Provided material:
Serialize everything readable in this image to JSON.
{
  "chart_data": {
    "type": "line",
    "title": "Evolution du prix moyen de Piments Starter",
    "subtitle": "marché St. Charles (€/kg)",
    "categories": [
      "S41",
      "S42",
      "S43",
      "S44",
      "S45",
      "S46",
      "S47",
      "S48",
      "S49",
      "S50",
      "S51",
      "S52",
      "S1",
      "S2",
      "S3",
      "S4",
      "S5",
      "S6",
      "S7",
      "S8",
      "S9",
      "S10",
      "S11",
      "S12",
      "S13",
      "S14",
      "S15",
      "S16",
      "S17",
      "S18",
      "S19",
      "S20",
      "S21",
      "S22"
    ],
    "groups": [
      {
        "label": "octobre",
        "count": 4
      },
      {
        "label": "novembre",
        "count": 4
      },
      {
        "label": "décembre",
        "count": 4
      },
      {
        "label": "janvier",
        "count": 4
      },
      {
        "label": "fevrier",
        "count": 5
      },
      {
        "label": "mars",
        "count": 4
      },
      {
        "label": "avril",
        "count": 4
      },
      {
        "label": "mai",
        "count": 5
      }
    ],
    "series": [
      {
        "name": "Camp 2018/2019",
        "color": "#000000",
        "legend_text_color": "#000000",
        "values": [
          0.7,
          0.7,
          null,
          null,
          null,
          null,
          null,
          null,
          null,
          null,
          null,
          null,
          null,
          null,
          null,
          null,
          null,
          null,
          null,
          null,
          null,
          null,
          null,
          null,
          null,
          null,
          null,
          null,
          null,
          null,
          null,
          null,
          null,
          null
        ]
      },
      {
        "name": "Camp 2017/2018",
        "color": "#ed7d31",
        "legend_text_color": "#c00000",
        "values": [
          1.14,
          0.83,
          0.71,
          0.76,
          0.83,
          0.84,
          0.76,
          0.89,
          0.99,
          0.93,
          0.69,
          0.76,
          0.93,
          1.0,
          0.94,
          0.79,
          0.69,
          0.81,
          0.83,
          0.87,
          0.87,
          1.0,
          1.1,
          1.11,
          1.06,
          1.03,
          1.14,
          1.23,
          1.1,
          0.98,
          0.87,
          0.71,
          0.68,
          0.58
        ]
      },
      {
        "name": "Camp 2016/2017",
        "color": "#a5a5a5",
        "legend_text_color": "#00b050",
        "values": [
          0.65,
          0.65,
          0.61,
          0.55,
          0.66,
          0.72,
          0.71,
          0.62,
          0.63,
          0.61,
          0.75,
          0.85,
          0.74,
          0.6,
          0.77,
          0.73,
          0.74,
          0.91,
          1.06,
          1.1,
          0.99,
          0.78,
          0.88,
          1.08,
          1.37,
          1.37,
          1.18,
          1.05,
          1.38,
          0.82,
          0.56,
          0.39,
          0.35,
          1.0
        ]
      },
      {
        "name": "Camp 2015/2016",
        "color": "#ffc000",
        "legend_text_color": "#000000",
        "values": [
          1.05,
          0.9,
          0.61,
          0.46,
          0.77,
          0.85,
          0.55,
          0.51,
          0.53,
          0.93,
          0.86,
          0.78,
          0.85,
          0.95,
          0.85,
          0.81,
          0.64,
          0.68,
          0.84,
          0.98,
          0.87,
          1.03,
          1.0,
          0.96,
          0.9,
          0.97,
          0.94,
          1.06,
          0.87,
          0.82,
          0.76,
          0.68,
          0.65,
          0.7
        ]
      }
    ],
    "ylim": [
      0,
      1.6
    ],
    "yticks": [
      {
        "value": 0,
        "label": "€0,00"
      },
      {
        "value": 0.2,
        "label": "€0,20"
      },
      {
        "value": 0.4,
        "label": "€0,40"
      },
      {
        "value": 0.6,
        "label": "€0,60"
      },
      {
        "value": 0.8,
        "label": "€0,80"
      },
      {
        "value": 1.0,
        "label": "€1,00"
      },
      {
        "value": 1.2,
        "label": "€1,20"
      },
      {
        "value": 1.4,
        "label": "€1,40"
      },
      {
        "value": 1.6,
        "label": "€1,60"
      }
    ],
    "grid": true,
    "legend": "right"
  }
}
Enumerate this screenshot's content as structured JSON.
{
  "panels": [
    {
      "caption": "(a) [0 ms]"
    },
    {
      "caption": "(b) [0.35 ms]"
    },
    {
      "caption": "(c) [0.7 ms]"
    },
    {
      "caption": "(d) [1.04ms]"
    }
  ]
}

Exercise prompt: Transcribe word for word the lines from the one holding "Enumerate this screenshot's" to the last line of the listing above, inclusive.

Exercise result:
Enumerate this screenshot's content as structured JSON.
{
  "panels": [
    {
      "caption": "(a) [0 ms]"
    },
    {
      "caption": "(b) [0.35 ms]"
    },
    {
      "caption": "(c) [0.7 ms]"
    },
    {
      "caption": "(d) [1.04ms]"
    }
  ]
}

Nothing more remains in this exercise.